== Given records

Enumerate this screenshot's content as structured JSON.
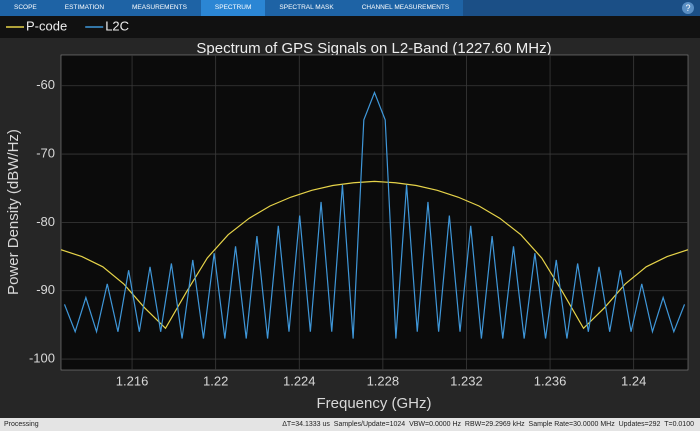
{
  "toolbar": {
    "tabs": [
      "SCOPE",
      "ESTIMATION",
      "MEASUREMENTS",
      "SPECTRUM",
      "SPECTRAL MASK",
      "CHANNEL MEASUREMENTS"
    ],
    "selected": 3,
    "help": "?"
  },
  "chart_data": {
    "type": "line",
    "title": "Spectrum of GPS Signals on L2-Band (1227.60 MHz)",
    "x_label": "Frequency (GHz)",
    "y_label": "Power Density (dBW/Hz)",
    "xlim": [
      1.2126,
      1.2426
    ],
    "ylim": [
      -101.6,
      -55.5
    ],
    "xticks": [
      1.216,
      1.22,
      1.224,
      1.228,
      1.232,
      1.236,
      1.24
    ],
    "yticks": [
      -100,
      -90,
      -80,
      -70,
      -60
    ],
    "grid": true,
    "series": [
      {
        "name": "P-code",
        "color": "#e6d349",
        "x": [
          1.2126,
          1.2136,
          1.2146,
          1.2156,
          1.2166,
          1.2176,
          1.2186,
          1.2196,
          1.2206,
          1.2216,
          1.2226,
          1.2236,
          1.2246,
          1.2256,
          1.2266,
          1.2276,
          1.2286,
          1.2296,
          1.2306,
          1.2316,
          1.2326,
          1.2336,
          1.2346,
          1.2356,
          1.2366,
          1.2376,
          1.2386,
          1.2396,
          1.2406,
          1.2416,
          1.2426
        ],
        "values": [
          -84,
          -85,
          -86.5,
          -89,
          -92.5,
          -95.5,
          -90.2,
          -85.2,
          -81.8,
          -79.4,
          -77.6,
          -76.3,
          -75.3,
          -74.6,
          -74.2,
          -74,
          -74.2,
          -74.6,
          -75.3,
          -76.3,
          -77.6,
          -79.4,
          -81.8,
          -85.2,
          -90.2,
          -95.5,
          -92.5,
          -89,
          -86.5,
          -85,
          -84
        ]
      },
      {
        "name": "L2C",
        "color": "#3f97d9",
        "x": [
          1.212767,
          1.213278,
          1.21379,
          1.214301,
          1.214813,
          1.215324,
          1.215836,
          1.216347,
          1.216859,
          1.21737,
          1.217882,
          1.218393,
          1.218905,
          1.219416,
          1.219928,
          1.220439,
          1.220951,
          1.221462,
          1.221974,
          1.222485,
          1.222997,
          1.223508,
          1.22402,
          1.224531,
          1.225043,
          1.225554,
          1.226066,
          1.226577,
          1.227089,
          1.2276,
          1.228112,
          1.228623,
          1.229135,
          1.229646,
          1.230158,
          1.230669,
          1.231181,
          1.231692,
          1.232204,
          1.232715,
          1.233227,
          1.233738,
          1.23425,
          1.234761,
          1.235273,
          1.235784,
          1.236296,
          1.236807,
          1.237319,
          1.23783,
          1.238342,
          1.238853,
          1.239365,
          1.239876,
          1.240388,
          1.240899,
          1.241411,
          1.241922,
          1.242434
        ],
        "values": [
          -92,
          -96,
          -91,
          -96,
          -89,
          -96,
          -87,
          -96,
          -86.5,
          -96,
          -86,
          -97,
          -85.5,
          -97,
          -84.5,
          -97,
          -83.5,
          -97,
          -82,
          -97,
          -80.5,
          -96,
          -79,
          -96,
          -77,
          -96,
          -74.5,
          -97,
          -65,
          -61,
          -65,
          -97,
          -74.5,
          -96,
          -77,
          -96,
          -79,
          -96,
          -80.5,
          -97,
          -82,
          -97,
          -83.5,
          -97,
          -84.5,
          -97,
          -85.5,
          -97,
          -86,
          -96,
          -86.5,
          -96,
          -87,
          -96,
          -89,
          -96,
          -91,
          -96,
          -92
        ]
      }
    ]
  },
  "status": {
    "left": "Processing",
    "right": "ΔT=34.1333 us  Samples/Update=1024  VBW=0.0000 Hz  RBW=29.2969 kHz  Sample Rate=30.0000 MHz  Updates=292  T=0.0100"
  }
}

====

Given exercise:
Gather all lines from the listing above in which "MEASUREMENTS" occurs.

Expected answer:
      "MEASUREMENTS",
      "CHANNEL MEASUREMENTS"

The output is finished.